- **SET TASK**
Give the data below again, word for word.

- **PROVIDED RECORDS**

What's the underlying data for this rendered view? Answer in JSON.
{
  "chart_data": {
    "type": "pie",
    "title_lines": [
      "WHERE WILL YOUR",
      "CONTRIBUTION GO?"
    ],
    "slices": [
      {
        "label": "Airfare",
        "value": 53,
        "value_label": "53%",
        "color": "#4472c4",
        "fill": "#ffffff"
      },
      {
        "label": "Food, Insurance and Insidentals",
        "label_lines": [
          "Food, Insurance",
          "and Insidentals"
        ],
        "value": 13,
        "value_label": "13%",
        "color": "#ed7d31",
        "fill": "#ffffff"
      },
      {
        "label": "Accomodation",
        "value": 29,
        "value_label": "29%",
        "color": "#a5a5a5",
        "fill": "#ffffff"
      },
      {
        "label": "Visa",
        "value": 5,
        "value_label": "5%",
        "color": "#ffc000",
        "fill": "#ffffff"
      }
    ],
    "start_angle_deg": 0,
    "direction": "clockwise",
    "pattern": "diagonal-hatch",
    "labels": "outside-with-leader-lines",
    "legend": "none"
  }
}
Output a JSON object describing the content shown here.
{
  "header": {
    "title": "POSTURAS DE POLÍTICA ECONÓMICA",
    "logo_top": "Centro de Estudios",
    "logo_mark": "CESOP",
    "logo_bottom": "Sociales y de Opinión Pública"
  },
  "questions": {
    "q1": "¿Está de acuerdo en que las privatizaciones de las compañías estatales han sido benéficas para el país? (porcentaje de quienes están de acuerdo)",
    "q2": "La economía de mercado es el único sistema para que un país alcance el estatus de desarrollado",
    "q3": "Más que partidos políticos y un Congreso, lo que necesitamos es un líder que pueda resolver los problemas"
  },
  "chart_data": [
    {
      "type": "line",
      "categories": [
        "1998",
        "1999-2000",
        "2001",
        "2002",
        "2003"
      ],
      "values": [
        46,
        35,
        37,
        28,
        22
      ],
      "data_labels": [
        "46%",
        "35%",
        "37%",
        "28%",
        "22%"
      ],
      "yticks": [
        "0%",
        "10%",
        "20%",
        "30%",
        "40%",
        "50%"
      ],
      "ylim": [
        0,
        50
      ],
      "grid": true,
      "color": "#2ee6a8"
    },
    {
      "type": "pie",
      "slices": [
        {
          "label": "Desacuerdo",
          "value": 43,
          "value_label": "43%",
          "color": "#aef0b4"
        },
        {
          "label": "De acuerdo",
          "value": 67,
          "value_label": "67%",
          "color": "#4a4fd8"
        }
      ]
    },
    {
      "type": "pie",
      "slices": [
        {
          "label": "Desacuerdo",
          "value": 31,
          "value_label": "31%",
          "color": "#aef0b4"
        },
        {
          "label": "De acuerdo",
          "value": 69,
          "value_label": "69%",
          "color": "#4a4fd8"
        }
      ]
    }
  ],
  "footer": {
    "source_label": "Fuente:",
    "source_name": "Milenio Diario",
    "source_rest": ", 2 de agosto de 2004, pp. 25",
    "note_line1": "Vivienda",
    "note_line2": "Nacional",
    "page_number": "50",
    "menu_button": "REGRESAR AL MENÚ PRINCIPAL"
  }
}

- **OUTPUT OF THE EXERCISE**
What's the underlying data for this rendered view? Answer in JSON.
{
  "chart_data": {
    "type": "pie",
    "title_lines": [
      "WHERE WILL YOUR",
      "CONTRIBUTION GO?"
    ],
    "slices": [
      {
        "label": "Airfare",
        "value": 53,
        "value_label": "53%",
        "color": "#4472c4",
        "fill": "#ffffff"
      },
      {
        "label": "Food, Insurance and Insidentals",
        "label_lines": [
          "Food, Insurance",
          "and Insidentals"
        ],
        "value": 13,
        "value_label": "13%",
        "color": "#ed7d31",
        "fill": "#ffffff"
      },
      {
        "label": "Accomodation",
        "value": 29,
        "value_label": "29%",
        "color": "#a5a5a5",
        "fill": "#ffffff"
      },
      {
        "label": "Visa",
        "value": 5,
        "value_label": "5%",
        "color": "#ffc000",
        "fill": "#ffffff"
      }
    ],
    "start_angle_deg": 0,
    "direction": "clockwise",
    "pattern": "diagonal-hatch",
    "labels": "outside-with-leader-lines",
    "legend": "none"
  }
}
Output a JSON object describing the content shown here.
{
  "header": {
    "title": "POSTURAS DE POLÍTICA ECONÓMICA",
    "logo_top": "Centro de Estudios",
    "logo_mark": "CESOP",
    "logo_bottom": "Sociales y de Opinión Pública"
  },
  "questions": {
    "q1": "¿Está de acuerdo en que las privatizaciones de las compañías estatales han sido benéficas para el país? (porcentaje de quienes están de acuerdo)",
    "q2": "La economía de mercado es el único sistema para que un país alcance el estatus de desarrollado",
    "q3": "Más que partidos políticos y un Congreso, lo que necesitamos es un líder que pueda resolver los problemas"
  },
  "chart_data": [
    {
      "type": "line",
      "categories": [
        "1998",
        "1999-2000",
        "2001",
        "2002",
        "2003"
      ],
      "values": [
        46,
        35,
        37,
        28,
        22
      ],
      "data_labels": [
        "46%",
        "35%",
        "37%",
        "28%",
        "22%"
      ],
      "yticks": [
        "0%",
        "10%",
        "20%",
        "30%",
        "40%",
        "50%"
      ],
      "ylim": [
        0,
        50
      ],
      "grid": true,
      "color": "#2ee6a8"
    },
    {
      "type": "pie",
      "slices": [
        {
          "label": "Desacuerdo",
          "value": 43,
          "value_label": "43%",
          "color": "#aef0b4"
        },
        {
          "label": "De acuerdo",
          "value": 67,
          "value_label": "67%",
          "color": "#4a4fd8"
        }
      ]
    },
    {
      "type": "pie",
      "slices": [
        {
          "label": "Desacuerdo",
          "value": 31,
          "value_label": "31%",
          "color": "#aef0b4"
        },
        {
          "label": "De acuerdo",
          "value": 69,
          "value_label": "69%",
          "color": "#4a4fd8"
        }
      ]
    }
  ],
  "footer": {
    "source_label": "Fuente:",
    "source_name": "Milenio Diario",
    "source_rest": ", 2 de agosto de 2004, pp. 25",
    "note_line1": "Vivienda",
    "note_line2": "Nacional",
    "page_number": "50",
    "menu_button": "REGRESAR AL MENÚ PRINCIPAL"
  }
}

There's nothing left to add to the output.